╭─ Record extracts

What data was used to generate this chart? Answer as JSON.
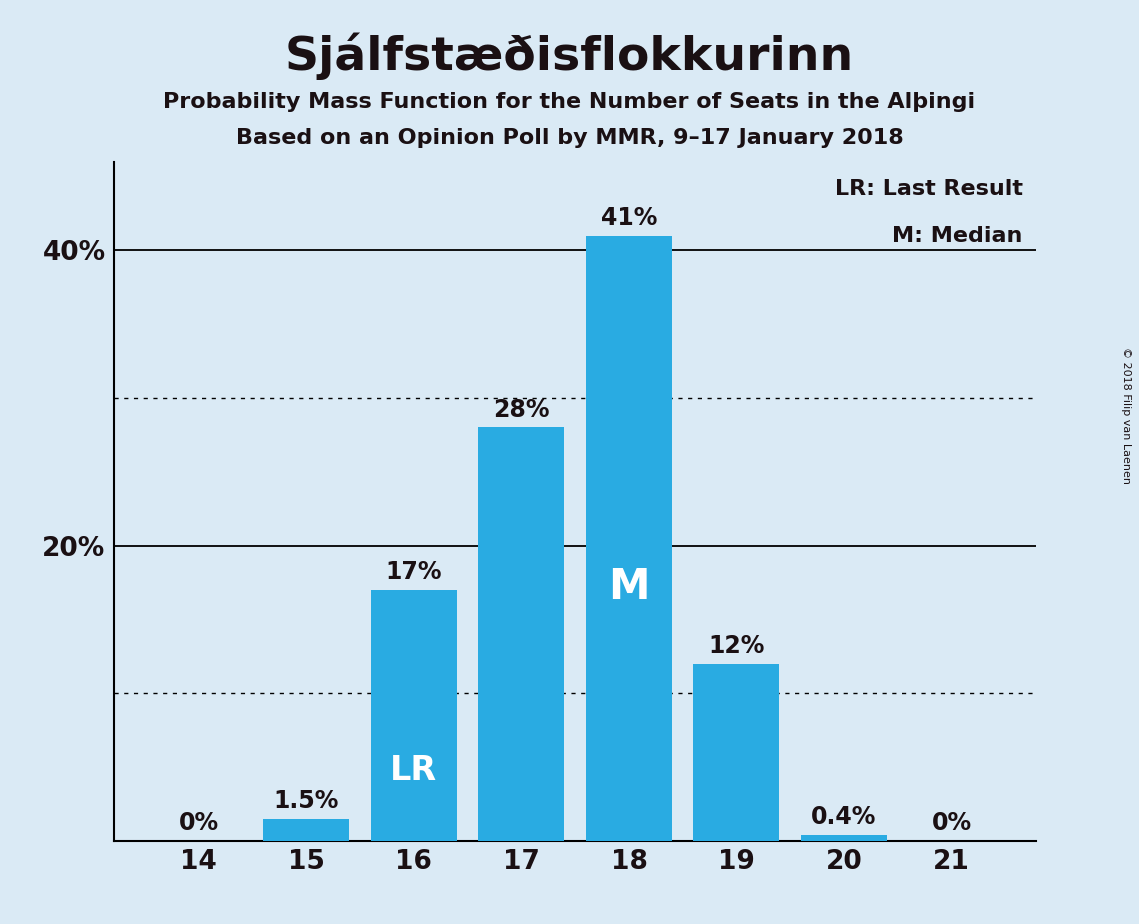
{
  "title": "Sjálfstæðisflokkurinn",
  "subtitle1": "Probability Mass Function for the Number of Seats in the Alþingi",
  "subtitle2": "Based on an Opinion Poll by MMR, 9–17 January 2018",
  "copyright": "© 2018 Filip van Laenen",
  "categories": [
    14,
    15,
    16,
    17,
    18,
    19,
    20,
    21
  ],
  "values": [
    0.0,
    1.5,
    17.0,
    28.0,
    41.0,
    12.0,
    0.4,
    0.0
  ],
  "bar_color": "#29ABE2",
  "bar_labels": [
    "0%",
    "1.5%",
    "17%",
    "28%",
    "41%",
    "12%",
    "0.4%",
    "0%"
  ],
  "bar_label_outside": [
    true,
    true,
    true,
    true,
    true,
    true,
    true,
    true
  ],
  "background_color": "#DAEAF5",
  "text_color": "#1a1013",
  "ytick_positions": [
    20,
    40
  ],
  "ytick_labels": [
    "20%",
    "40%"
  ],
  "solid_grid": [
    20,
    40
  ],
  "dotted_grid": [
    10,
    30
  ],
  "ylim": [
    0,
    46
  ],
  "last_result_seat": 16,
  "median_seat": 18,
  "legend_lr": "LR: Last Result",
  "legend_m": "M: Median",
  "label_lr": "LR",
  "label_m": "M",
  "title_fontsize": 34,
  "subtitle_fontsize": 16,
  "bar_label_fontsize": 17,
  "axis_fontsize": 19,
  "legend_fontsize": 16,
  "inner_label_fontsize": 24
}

╰─
╭─ Record extracts

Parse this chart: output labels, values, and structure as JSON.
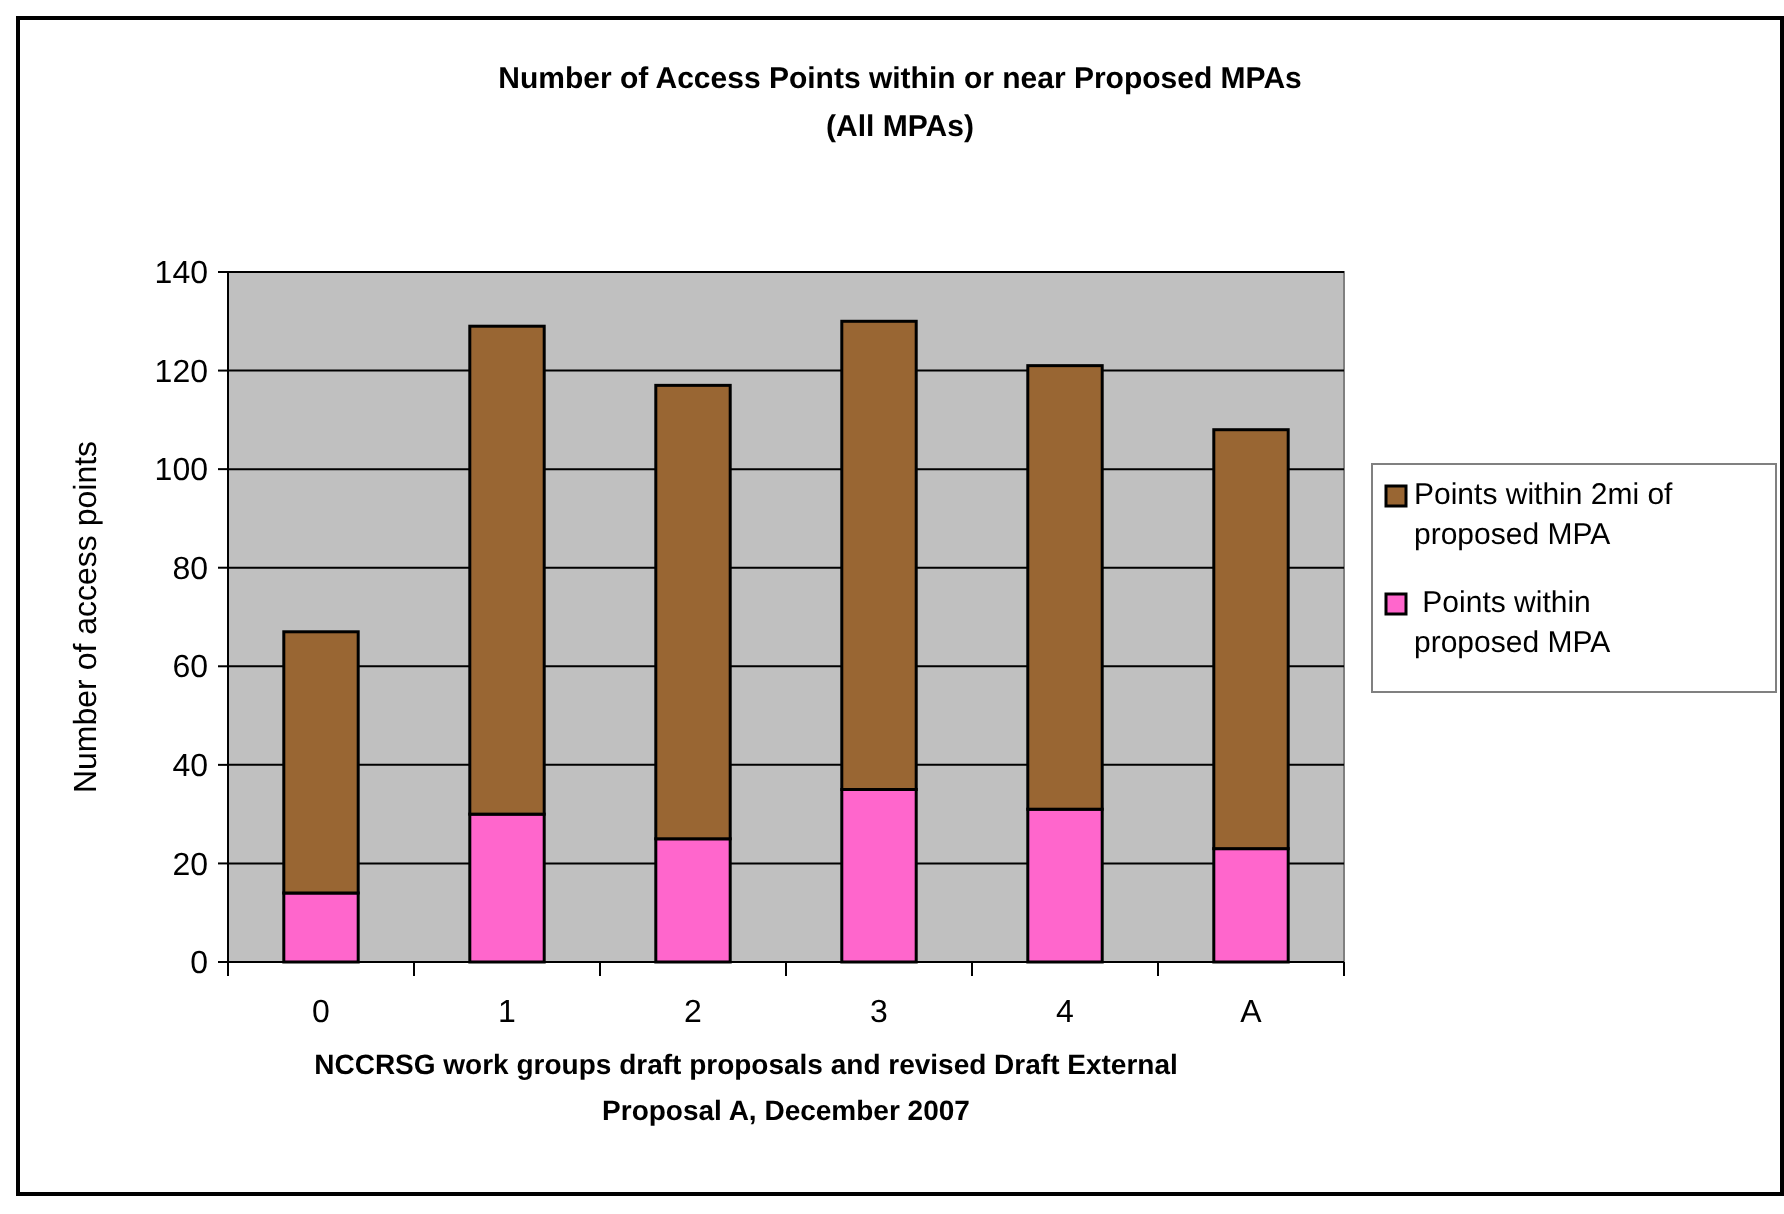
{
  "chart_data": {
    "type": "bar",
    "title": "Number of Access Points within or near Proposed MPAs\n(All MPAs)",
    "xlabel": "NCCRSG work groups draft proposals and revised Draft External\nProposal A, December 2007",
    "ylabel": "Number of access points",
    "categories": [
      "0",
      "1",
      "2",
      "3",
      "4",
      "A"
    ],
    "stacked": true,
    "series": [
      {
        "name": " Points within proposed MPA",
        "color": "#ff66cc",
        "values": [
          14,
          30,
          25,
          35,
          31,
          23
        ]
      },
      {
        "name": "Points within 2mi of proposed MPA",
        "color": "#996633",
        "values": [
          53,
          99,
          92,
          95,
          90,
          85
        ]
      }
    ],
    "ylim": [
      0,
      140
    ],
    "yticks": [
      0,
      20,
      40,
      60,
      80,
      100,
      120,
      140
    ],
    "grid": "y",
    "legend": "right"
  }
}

╰─
╭─ Record extracts

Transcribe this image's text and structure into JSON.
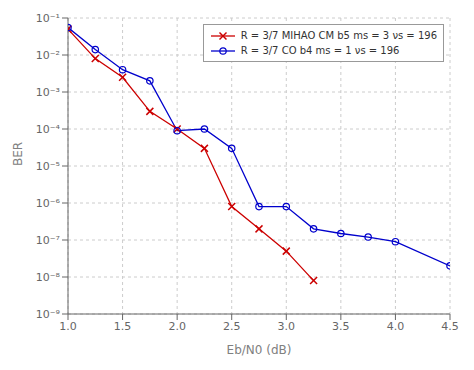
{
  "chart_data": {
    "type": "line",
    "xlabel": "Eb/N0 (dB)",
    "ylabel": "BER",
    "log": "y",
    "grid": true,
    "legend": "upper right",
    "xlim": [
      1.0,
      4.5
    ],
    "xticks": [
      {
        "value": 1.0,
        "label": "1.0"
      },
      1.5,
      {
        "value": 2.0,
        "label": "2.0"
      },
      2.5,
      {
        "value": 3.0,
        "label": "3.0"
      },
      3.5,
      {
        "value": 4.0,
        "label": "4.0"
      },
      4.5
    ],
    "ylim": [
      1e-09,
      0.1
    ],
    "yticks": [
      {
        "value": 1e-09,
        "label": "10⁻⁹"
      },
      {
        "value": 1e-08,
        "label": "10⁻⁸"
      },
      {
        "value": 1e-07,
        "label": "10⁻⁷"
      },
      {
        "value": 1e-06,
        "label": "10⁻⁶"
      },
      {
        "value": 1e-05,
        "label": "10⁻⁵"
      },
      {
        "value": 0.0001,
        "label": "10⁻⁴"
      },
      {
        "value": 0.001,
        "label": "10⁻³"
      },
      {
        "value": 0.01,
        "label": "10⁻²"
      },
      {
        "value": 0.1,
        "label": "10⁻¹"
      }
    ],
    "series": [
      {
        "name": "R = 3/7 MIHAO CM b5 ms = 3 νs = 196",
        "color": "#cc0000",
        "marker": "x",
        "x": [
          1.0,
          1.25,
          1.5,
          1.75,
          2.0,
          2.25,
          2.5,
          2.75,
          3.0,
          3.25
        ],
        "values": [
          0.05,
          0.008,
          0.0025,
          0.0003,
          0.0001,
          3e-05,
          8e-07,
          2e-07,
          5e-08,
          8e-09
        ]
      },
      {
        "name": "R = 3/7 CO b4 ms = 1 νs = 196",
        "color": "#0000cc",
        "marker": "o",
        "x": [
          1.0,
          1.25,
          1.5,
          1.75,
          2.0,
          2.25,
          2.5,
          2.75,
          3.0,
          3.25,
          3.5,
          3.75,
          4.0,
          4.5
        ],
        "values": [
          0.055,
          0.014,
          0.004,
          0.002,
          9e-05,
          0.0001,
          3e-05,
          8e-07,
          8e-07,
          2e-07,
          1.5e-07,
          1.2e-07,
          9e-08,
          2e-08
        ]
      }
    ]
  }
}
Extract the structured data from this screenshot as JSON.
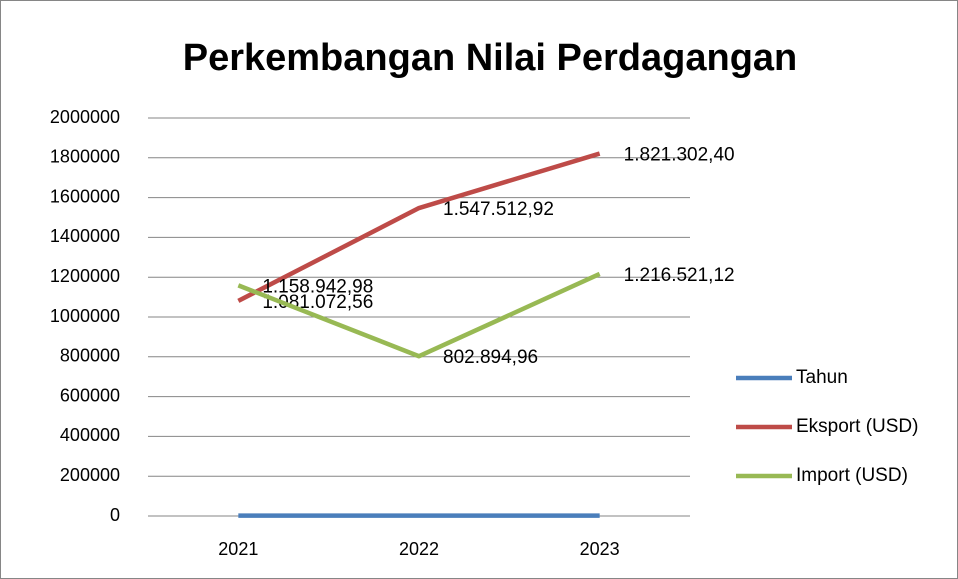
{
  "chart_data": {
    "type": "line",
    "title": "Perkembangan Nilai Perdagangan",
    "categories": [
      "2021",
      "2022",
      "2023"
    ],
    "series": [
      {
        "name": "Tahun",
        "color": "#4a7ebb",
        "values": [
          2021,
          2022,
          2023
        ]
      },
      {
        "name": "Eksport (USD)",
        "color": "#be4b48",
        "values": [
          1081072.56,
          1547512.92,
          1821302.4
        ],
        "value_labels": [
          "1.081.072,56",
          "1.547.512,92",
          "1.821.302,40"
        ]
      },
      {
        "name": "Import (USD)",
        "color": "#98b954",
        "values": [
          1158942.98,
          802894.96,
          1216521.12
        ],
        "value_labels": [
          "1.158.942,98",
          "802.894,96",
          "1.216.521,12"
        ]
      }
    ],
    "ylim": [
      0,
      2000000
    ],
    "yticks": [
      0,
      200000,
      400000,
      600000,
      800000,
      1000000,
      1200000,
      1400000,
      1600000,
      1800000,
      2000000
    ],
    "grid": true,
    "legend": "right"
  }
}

╰─

■ Problem description
Scan the material above. Copy each line where "name" occurs.

■ Solution for this task
        "name": " Points within proposed MPA",
        "name": "Points within 2mi of proposed MPA",
        "name": "R = 3/7 MIHAO CM b5 ms = 3 νs = 196",
        "name": "R = 3/7 CO b4 ms = 1 νs = 196",
        "name": "Tahun",
        "name": "Eksport (USD)",
        "name": "Import (USD)",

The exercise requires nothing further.